Data entries:
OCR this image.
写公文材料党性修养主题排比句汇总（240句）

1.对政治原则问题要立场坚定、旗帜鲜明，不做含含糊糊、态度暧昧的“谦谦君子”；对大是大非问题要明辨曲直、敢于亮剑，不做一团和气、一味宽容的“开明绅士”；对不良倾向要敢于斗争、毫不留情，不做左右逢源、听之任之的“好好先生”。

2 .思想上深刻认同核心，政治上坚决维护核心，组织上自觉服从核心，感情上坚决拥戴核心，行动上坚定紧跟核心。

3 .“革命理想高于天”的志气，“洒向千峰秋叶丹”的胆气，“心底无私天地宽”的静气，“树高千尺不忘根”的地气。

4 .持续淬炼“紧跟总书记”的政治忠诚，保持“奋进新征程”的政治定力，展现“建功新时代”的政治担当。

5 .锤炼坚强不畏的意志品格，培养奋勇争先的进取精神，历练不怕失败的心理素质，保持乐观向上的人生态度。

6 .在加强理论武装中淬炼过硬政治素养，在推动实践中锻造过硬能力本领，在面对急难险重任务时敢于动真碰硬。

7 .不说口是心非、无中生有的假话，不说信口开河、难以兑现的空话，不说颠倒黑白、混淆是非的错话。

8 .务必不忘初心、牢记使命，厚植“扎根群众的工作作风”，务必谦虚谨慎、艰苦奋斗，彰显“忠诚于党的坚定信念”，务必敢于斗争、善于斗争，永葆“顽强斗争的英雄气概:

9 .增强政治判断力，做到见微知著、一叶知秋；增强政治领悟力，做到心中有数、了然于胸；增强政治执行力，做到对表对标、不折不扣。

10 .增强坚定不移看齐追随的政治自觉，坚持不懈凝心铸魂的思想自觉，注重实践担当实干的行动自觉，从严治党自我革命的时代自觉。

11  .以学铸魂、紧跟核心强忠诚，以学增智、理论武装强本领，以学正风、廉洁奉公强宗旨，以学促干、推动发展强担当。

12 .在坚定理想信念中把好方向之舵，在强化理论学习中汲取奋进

WRITTEN TASK:
Each line must be given again exactly as written above.

RESPONSE:
OCR this image.
写公文材料党性修养主题排比句汇总（240句）

1.对政治原则问题要立场坚定、旗帜鲜明，不做含含糊糊、态度暧昧的“谦谦君子”；对大是大非问题要明辨曲直、敢于亮剑，不做一团和气、一味宽容的“开明绅士”；对不良倾向要敢于斗争、毫不留情，不做左右逢源、听之任之的“好好先生”。

2 .思想上深刻认同核心，政治上坚决维护核心，组织上自觉服从核心，感情上坚决拥戴核心，行动上坚定紧跟核心。

3 .“革命理想高于天”的志气，“洒向千峰秋叶丹”的胆气，“心底无私天地宽”的静气，“树高千尺不忘根”的地气。

4 .持续淬炼“紧跟总书记”的政治忠诚，保持“奋进新征程”的政治定力，展现“建功新时代”的政治担当。

5 .锤炼坚强不畏的意志品格，培养奋勇争先的进取精神，历练不怕失败的心理素质，保持乐观向上的人生态度。

6 .在加强理论武装中淬炼过硬政治素养，在推动实践中锻造过硬能力本领，在面对急难险重任务时敢于动真碰硬。

7 .不说口是心非、无中生有的假话，不说信口开河、难以兑现的空话，不说颠倒黑白、混淆是非的错话。

8 .务必不忘初心、牢记使命，厚植“扎根群众的工作作风”，务必谦虚谨慎、艰苦奋斗，彰显“忠诚于党的坚定信念”，务必敢于斗争、善于斗争，永葆“顽强斗争的英雄气概:

9 .增强政治判断力，做到见微知著、一叶知秋；增强政治领悟力，做到心中有数、了然于胸；增强政治执行力，做到对表对标、不折不扣。

10 .增强坚定不移看齐追随的政治自觉，坚持不懈凝心铸魂的思想自觉，注重实践担当实干的行动自觉，从严治党自我革命的时代自觉。

11  .以学铸魂、紧跟核心强忠诚，以学增智、理论武装强本领，以学正风、廉洁奉公强宗旨，以学促干、推动发展强担当。

12 .在坚定理想信念中把好方向之舵，在强化理论学习中汲取奋进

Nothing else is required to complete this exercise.